Supplied passage:
>>

WebAssembly side (counter.ts)
import { __pin, __unpin } from "rt/index";
// @ts-ignore: decorator
@external("env", "setInterval")
declare function setInterval(timeout: i32, functionIndex: i32, userData: i32): i32;
// @ts-ignore: decorator
@external("env", "clearInterval")
declare function clearInterval(intervalId: i32): void;
class IntervalInfo {
id: i32 = 0;
env: usize = 0;
}
function setInterval_wrapper(cb: () => void): IntervalInfo {
const wrapper = (userData: i32): void => {
ffi.set_ffi_closure_env(userData);
return cb();
};
__pin(wrapper.env);
const id = setInterval(1000, wrapper.index, wrapper.env);
const info = new IntervalInfo();
info.id = id;
info.env = wrapper.env;
return info;
}
function clearInterval_wrapper(info: IntervalInfo): void {
clearInterval(info.id);
__unpin(info.env);
}
export function _start(): void {
let x: i32 = 0;
let intervalInfo: IntervalInfo | null = null;
function tick(): void {
x = x + 1;
trace(`tick: x = ${x}`);
if (x >= 3) {
if (intervalInfo) {
clearInterval_wrapper(intervalInfo);
}
}
}
intervalInfo = setInterval_wrapper(tick);
}Host side (host.mjs)

<<

Entries provided:

>>

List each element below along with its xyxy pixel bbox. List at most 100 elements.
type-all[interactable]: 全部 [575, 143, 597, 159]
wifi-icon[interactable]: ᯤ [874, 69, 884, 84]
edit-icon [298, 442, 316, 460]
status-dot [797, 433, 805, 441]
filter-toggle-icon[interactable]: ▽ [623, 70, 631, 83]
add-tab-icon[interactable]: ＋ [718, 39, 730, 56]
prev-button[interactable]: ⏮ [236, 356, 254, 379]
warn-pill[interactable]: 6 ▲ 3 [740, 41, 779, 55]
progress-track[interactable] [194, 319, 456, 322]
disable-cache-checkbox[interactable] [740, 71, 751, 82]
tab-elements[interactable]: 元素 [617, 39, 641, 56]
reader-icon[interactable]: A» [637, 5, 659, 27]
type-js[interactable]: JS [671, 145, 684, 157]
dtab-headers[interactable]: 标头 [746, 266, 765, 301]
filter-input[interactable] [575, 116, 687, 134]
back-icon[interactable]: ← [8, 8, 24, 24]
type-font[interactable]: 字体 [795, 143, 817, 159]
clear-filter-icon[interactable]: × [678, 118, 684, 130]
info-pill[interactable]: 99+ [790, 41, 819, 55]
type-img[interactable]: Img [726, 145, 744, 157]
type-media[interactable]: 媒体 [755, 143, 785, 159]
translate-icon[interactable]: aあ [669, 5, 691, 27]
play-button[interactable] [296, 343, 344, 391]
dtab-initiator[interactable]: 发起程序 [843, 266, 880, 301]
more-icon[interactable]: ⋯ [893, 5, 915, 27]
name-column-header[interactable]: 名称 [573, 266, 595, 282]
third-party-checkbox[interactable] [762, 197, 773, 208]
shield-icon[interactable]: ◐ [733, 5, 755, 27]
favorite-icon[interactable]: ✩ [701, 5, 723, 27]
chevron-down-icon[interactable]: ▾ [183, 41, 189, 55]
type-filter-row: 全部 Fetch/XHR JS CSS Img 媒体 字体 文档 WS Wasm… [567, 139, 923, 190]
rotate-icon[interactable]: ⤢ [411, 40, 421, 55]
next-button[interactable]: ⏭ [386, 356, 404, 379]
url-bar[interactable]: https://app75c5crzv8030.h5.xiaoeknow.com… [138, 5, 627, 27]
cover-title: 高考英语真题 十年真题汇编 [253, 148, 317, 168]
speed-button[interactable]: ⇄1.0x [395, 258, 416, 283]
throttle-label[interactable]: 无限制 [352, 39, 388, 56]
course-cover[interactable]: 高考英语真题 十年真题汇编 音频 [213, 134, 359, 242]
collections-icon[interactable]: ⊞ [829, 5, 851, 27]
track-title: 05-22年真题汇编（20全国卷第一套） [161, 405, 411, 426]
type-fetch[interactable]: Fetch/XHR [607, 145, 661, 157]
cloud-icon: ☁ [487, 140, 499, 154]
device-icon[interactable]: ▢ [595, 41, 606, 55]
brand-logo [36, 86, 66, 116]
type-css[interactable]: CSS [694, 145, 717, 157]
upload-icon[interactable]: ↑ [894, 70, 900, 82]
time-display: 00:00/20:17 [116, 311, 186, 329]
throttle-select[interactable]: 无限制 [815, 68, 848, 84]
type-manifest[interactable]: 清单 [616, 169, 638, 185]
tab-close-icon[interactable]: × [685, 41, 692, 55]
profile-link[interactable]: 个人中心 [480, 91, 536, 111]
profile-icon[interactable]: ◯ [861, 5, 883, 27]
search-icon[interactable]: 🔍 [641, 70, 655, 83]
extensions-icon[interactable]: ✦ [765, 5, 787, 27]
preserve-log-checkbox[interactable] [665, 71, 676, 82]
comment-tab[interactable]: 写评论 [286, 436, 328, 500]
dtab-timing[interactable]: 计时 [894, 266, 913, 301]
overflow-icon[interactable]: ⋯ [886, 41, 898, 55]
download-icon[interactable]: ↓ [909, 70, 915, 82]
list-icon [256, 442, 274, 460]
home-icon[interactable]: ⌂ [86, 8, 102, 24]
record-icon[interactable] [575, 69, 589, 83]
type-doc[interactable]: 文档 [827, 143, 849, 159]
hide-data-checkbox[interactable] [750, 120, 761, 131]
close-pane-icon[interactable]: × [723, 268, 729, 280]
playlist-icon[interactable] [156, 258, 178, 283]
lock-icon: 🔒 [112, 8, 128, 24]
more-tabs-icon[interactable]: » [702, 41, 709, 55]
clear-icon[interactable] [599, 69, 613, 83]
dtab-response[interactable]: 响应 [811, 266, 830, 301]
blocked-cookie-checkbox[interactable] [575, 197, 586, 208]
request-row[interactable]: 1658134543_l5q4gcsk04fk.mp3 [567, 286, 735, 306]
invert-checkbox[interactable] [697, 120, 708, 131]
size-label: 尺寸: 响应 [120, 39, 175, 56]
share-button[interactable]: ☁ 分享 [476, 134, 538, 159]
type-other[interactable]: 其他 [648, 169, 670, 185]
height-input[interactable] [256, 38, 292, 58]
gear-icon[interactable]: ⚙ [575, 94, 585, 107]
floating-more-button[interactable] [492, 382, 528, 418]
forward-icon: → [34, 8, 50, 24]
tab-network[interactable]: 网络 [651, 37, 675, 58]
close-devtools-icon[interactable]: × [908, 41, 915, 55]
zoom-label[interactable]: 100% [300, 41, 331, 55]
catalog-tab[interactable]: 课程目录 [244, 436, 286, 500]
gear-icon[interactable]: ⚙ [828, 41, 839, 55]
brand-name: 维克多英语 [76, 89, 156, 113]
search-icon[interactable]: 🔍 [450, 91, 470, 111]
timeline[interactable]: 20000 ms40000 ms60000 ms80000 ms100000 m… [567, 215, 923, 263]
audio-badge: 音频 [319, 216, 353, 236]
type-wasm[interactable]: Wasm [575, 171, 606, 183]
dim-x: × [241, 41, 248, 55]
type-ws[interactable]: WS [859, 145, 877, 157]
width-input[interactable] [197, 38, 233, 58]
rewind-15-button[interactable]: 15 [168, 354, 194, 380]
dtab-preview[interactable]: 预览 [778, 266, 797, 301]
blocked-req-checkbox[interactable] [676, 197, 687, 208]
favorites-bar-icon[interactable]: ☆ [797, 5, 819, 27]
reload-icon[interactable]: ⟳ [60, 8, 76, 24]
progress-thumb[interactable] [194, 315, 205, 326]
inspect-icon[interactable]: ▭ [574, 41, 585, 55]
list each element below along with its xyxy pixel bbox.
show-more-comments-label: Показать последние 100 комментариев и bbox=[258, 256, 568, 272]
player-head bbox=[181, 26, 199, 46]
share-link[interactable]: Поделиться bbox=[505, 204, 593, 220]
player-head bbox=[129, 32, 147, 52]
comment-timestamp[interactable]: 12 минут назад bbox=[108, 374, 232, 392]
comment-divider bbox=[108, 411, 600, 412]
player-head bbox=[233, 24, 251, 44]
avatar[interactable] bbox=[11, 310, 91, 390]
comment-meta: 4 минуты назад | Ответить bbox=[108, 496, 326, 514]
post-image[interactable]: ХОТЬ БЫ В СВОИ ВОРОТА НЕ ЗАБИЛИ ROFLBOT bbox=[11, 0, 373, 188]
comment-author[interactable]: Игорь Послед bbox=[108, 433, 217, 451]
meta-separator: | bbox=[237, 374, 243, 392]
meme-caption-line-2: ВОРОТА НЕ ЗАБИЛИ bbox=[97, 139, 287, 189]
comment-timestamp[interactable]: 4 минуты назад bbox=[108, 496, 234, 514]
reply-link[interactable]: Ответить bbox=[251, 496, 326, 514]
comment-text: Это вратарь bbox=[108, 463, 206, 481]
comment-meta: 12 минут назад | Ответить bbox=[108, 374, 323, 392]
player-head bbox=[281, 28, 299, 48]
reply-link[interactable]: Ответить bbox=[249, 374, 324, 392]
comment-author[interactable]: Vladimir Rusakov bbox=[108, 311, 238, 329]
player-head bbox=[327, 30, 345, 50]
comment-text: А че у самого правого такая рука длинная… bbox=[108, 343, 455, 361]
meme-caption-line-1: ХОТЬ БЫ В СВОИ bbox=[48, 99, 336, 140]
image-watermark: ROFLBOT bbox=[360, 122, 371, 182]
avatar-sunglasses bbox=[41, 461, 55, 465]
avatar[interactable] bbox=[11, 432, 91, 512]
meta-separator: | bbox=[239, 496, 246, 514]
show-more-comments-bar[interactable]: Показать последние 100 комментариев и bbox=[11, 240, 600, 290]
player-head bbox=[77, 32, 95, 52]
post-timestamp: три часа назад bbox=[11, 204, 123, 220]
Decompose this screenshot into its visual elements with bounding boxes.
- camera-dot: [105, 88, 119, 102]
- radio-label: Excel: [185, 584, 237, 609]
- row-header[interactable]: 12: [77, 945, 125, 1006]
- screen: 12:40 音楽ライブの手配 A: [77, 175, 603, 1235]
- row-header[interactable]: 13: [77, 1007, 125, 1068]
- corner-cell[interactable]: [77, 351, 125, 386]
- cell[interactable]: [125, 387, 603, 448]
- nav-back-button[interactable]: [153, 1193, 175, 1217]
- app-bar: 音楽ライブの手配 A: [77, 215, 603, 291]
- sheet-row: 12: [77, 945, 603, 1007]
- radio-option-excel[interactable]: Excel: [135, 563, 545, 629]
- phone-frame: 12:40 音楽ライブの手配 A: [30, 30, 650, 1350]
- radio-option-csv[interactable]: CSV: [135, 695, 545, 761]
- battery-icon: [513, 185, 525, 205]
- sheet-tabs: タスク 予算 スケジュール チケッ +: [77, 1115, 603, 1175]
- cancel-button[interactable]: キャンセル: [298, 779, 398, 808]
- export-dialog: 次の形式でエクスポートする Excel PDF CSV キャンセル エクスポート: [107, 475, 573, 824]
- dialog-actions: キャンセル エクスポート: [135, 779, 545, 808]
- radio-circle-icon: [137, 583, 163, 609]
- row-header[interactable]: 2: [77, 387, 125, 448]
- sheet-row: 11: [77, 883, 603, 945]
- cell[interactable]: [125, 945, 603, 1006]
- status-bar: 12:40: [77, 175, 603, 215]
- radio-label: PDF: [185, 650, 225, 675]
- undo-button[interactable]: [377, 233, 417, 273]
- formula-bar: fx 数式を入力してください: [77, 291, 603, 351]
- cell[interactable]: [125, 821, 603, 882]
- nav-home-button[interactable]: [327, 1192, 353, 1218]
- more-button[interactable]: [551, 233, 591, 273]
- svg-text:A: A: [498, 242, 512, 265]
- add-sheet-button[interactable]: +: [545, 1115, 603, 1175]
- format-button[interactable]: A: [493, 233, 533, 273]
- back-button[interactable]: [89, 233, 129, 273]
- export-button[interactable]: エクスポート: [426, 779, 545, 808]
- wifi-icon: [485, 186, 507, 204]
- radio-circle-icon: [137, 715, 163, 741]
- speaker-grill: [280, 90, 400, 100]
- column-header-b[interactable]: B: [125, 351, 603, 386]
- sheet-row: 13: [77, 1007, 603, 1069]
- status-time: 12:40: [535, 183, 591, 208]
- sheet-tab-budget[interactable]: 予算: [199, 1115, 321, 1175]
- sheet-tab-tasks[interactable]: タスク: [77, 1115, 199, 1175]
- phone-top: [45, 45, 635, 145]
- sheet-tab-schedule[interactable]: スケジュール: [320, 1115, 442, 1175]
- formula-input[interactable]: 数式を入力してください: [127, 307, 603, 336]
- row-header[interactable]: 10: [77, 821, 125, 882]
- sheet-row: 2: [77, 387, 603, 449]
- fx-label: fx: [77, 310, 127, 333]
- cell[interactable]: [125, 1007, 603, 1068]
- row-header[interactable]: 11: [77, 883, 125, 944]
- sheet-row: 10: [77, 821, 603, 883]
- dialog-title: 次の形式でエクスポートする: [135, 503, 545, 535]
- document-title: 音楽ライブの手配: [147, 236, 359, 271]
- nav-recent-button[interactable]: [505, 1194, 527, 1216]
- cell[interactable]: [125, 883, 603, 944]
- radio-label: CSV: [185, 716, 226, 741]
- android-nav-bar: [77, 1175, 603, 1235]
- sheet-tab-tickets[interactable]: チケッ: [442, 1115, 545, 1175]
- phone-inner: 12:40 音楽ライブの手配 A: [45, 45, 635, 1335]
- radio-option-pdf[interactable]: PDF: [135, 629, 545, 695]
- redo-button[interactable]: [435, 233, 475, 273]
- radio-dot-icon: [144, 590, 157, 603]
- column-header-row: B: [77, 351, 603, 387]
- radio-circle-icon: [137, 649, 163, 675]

<<

Check your understanding:
(a) Answer these from the counter.ts code, one line each, marked the same way:
(i) What number does setInterval_wrapper pass as the timeout when it calls setInterval?
(ii) Which condition on x leads tick to call clearInterval_wrapper?
(iii) In clearInterval_wrapper, what is called right after clearInterval(info.id)?
(b) In the counter.ts code, rewrite the block starting "function setInterval_wrapper(cb: () => void)" as a short list of the steps it performs.
(c) Carry on the counter.ts example from where it stops by writing the host.mjs side that its last line introduces.

Task-by-task results:
(a)
(i) 1000
(ii) x >= 3
(iii) __unpin(info.env)

(b)
- Defines a wrapper closure that takes userData, calls ffi.set_ffi_closure_env(userData), and returns cb().
- Pins wrapper.env with __pin.
- Calls setInterval with 1000, wrapper.index and wrapper.env, and stores the returned id.
- Creates a new IntervalInfo and sets its id to that id and its env to wrapper.env.
- Returns the IntervalInfo.

(c)
import { readFile } from "node:fs/promises";
const utf16 = new TextDecoder("utf-16le");
function decodeString(memory, ptr) {
if (!ptr) return "null";
const view = new Uint8Array(memory.buffer);
const length = new DataView(memory.buffer).getUint32(ptr - 4, true) >>> 1;
return utf16.decode(new Uint8Array(memory.buffer, ptr, length << 1));
}
const binary = await readFile("counter.wasm");
let memory = null;
const intervalMap = new Map();
let nextIntervalId = 0;
const imports = {
env: {
abort(msg, file, line, col) {
throw new Error(`abort: ${decodeString(memory, msg)} at ${decodeString(memory, file)}:${line}:${col}`);
},
trace(msg) {
console.log(decodeString(memory, msg));
},
setInterval(timeout, callbackIndex, userData) {
const id = nextIntervalId++;
const handle = setInterval(() => {
const fn = instance.exports.table.get(callbackIndex);
fn(userData);
}, timeout);
intervalMap.set(id, handle);
return id;
},
clearInterval(id) {
clearInterval(intervalMap.get(id));
intervalMap.delete(id);
},
},
};
const { instance } = await WebAssembly.instantiate(binary, imports);
memory = instance.exports.memory;
instance.exports._start();The host stores callbackIndex (a WebAssembly table index) and userData (the closure environment pointer). When the timer fires, it retrieves the wrapper function from the table and calls it with userData, which ffi.set_ffi_closure_env uses to restore the captured variables.